▶ Given exercise: All entries below need to be written out exactly, but without their pictures.
[start Material]
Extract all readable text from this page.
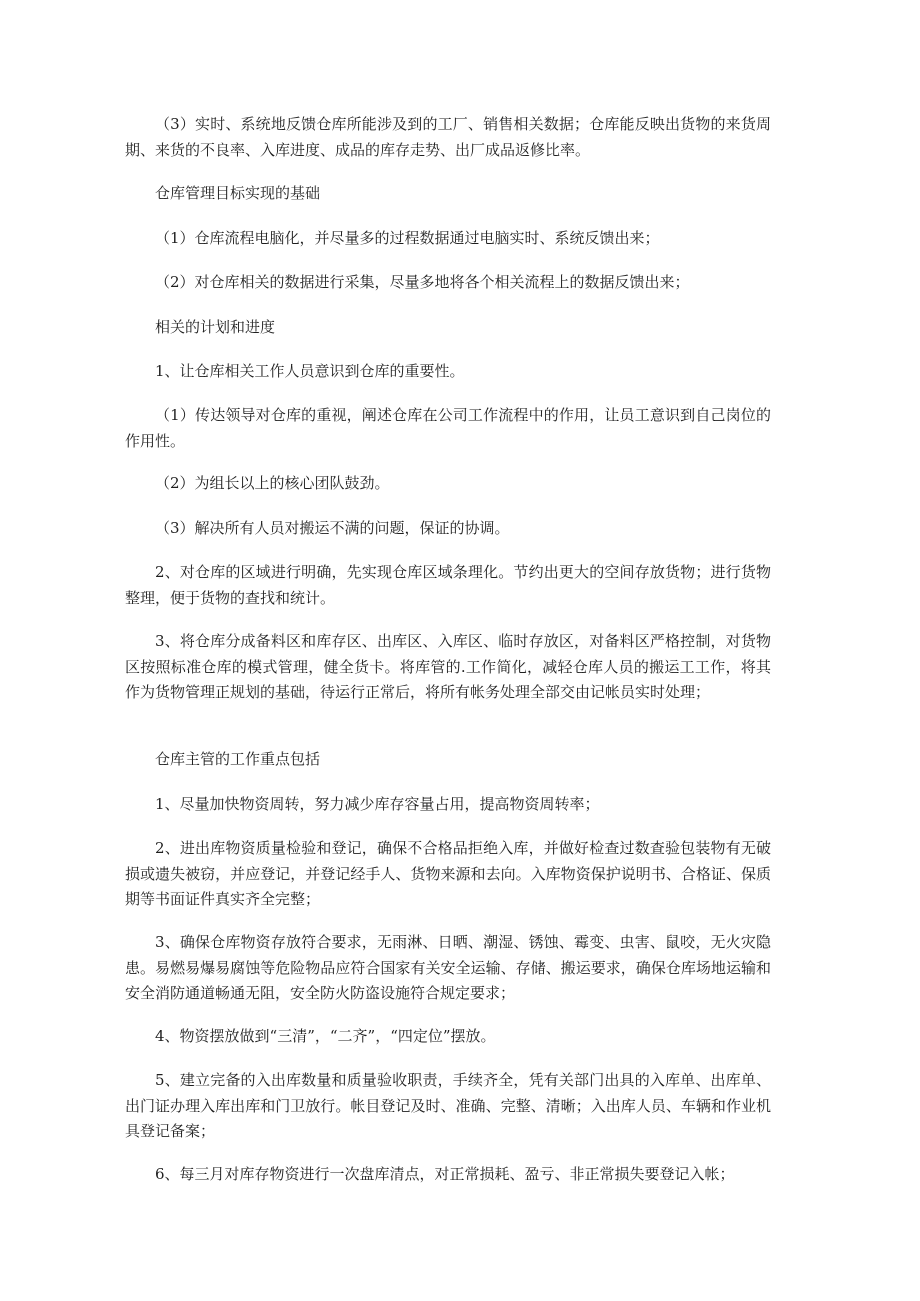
（3）实时、系统地反馈仓库所能涉及到的工厂、销售相关数据；仓库能反映出货物的来货周期、来货的不良率、入库进度、成品的库存走势、出厂成品返修比率。

仓库管理目标实现的基础

（1）仓库流程电脑化，并尽量多的过程数据通过电脑实时、系统反馈出来；

（2）对仓库相关的数据进行采集，尽量多地将各个相关流程上的数据反馈出来；

相关的计划和进度

1、让仓库相关工作人员意识到仓库的重要性。

（1）传达领导对仓库的重视，阐述仓库在公司工作流程中的作用，让员工意识到自己岗位的作用性。

（2）为组长以上的核心团队鼓劲。

（3）解决所有人员对搬运不满的问题，保证的协调。

2、对仓库的区域进行明确，先实现仓库区域条理化。节约出更大的空间存放货物；进行货物整理，便于货物的查找和统计。

3、将仓库分成备料区和库存区、出库区、入库区、临时存放区，对备料区严格控制，对货物区按照标准仓库的模式管理，健全货卡。将库管的.工作简化，减轻仓库人员的搬运工工作，将其作为货物管理正规划的基础，待运行正常后，将所有帐务处理全部交由记帐员实时处理；

仓库主管的工作重点包括

1、尽量加快物资周转，努力减少库存容量占用，提高物资周转率；

2、进出库物资质量检验和登记，确保不合格品拒绝入库，并做好检查过数查验包装物有无破损或遗失被窃，并应登记，并登记经手人、货物来源和去向。入库物资保护说明书、合格证、保质期等书面证件真实齐全完整；

3、确保仓库物资存放符合要求，无雨淋、日晒、潮湿、锈蚀、霉变、虫害、鼠咬，无火灾隐患。易燃易爆易腐蚀等危险物品应符合国家有关安全运输、存储、搬运要求，确保仓库场地运输和安全消防通道畅通无阻，安全防火防盗设施符合规定要求；

4、物资摆放做到“三清”，“二齐”，“四定位”摆放。

5、建立完备的入出库数量和质量验收职责，手续齐全，凭有关部门出具的入库单、出库单、出门证办理入库出库和门卫放行。帐目登记及时、准确、完整、清晰；入出库人员、车辆和作业机具登记备案；

6、每三月对库存物资进行一次盘库清点，对正常损耗、盈亏、非正常损失要登记入帐；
[end Material]
▶ Solution to this task:
Extract all readable text from this page.
（3）实时、系统地反馈仓库所能涉及到的工厂、销售相关数据；仓库能反映出货物的来货周期、来货的不良率、入库进度、成品的库存走势、出厂成品返修比率。

仓库管理目标实现的基础

（1）仓库流程电脑化，并尽量多的过程数据通过电脑实时、系统反馈出来；

（2）对仓库相关的数据进行采集，尽量多地将各个相关流程上的数据反馈出来；

相关的计划和进度

1、让仓库相关工作人员意识到仓库的重要性。

（1）传达领导对仓库的重视，阐述仓库在公司工作流程中的作用，让员工意识到自己岗位的作用性。

（2）为组长以上的核心团队鼓劲。

（3）解决所有人员对搬运不满的问题，保证的协调。

2、对仓库的区域进行明确，先实现仓库区域条理化。节约出更大的空间存放货物；进行货物整理，便于货物的查找和统计。

3、将仓库分成备料区和库存区、出库区、入库区、临时存放区，对备料区严格控制，对货物区按照标准仓库的模式管理，健全货卡。将库管的.工作简化，减轻仓库人员的搬运工工作，将其作为货物管理正规划的基础，待运行正常后，将所有帐务处理全部交由记帐员实时处理；

仓库主管的工作重点包括

1、尽量加快物资周转，努力减少库存容量占用，提高物资周转率；

2、进出库物资质量检验和登记，确保不合格品拒绝入库，并做好检查过数查验包装物有无破损或遗失被窃，并应登记，并登记经手人、货物来源和去向。入库物资保护说明书、合格证、保质期等书面证件真实齐全完整；

3、确保仓库物资存放符合要求，无雨淋、日晒、潮湿、锈蚀、霉变、虫害、鼠咬，无火灾隐患。易燃易爆易腐蚀等危险物品应符合国家有关安全运输、存储、搬运要求，确保仓库场地运输和安全消防通道畅通无阻，安全防火防盗设施符合规定要求；

4、物资摆放做到“三清”，“二齐”，“四定位”摆放。

5、建立完备的入出库数量和质量验收职责，手续齐全，凭有关部门出具的入库单、出库单、出门证办理入库出库和门卫放行。帐目登记及时、准确、完整、清晰；入出库人员、车辆和作业机具登记备案；

6、每三月对库存物资进行一次盘库清点，对正常损耗、盈亏、非正常损失要登记入帐；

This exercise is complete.